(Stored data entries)
## Start
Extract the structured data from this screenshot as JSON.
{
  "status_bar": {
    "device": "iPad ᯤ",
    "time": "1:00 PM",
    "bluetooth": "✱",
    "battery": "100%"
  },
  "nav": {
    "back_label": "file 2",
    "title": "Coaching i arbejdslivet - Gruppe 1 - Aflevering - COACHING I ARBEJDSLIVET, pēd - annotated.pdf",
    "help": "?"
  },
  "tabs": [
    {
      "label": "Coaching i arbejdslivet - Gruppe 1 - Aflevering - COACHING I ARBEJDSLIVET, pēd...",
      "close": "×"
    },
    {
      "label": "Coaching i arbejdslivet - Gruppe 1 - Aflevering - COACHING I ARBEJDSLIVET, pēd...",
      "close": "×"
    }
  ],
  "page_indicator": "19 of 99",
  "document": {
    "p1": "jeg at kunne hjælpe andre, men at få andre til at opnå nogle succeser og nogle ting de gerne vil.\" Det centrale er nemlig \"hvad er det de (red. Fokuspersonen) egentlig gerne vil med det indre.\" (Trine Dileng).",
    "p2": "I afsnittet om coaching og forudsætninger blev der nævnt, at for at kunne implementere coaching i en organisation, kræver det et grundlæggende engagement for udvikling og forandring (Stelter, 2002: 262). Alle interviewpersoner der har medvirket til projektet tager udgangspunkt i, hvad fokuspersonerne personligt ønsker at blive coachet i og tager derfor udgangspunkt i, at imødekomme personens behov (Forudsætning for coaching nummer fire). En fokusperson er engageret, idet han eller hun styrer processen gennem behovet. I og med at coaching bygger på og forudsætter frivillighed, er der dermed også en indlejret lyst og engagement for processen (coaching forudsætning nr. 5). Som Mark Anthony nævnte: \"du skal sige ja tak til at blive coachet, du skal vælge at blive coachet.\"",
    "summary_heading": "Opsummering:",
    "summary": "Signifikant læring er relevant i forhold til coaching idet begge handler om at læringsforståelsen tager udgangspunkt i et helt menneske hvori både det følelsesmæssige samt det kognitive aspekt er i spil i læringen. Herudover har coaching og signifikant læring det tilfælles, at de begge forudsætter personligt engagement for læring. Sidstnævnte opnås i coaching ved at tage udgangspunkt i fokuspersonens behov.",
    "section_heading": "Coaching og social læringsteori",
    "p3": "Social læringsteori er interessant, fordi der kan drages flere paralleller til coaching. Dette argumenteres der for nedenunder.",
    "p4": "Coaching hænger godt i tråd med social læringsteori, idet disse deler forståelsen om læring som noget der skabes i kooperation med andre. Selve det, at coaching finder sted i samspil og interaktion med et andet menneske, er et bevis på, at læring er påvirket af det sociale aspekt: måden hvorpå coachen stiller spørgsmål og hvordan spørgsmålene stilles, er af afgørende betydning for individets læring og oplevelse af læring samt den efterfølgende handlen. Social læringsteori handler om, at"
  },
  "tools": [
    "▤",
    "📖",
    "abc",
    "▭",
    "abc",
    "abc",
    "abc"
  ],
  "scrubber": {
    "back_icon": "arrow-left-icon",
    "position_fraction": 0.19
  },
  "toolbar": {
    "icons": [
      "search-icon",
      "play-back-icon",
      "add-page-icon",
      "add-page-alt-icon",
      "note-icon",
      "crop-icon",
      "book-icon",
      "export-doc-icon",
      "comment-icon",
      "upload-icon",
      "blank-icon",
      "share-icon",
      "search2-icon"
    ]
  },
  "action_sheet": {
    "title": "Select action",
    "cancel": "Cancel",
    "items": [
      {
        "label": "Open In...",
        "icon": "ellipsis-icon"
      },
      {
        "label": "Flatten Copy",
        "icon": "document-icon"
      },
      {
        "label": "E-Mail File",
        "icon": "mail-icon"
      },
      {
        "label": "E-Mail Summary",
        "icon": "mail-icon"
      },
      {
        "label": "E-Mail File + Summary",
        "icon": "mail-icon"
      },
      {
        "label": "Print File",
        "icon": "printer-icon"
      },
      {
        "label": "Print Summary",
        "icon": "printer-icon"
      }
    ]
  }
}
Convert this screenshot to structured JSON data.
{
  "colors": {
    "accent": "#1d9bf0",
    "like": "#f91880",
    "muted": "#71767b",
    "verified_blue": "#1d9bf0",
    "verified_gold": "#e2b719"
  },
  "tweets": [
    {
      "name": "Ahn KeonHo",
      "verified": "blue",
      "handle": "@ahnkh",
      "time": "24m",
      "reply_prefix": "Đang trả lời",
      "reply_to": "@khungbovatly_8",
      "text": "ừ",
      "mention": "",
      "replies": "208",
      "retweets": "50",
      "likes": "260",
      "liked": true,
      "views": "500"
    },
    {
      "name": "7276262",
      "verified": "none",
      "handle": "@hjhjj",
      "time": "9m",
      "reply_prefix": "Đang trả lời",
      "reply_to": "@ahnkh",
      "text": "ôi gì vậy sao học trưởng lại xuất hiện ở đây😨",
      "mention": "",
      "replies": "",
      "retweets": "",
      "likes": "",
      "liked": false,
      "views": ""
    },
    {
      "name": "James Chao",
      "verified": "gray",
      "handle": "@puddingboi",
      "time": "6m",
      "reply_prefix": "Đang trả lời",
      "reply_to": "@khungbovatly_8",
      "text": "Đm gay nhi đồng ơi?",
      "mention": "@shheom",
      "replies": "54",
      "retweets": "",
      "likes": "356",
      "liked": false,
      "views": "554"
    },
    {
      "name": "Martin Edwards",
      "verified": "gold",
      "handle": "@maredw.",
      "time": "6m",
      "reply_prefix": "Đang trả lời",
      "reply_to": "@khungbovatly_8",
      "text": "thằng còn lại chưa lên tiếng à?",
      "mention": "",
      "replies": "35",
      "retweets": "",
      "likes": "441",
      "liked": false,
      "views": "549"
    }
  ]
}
## End
== Short task ==
Copy out all lines from the material above that contain the string "time".

== Answer below ==
    "time": "1:00 PM",
      "time": "24m",
      "time": "9m",
      "time": "6m",
      "time": "6m",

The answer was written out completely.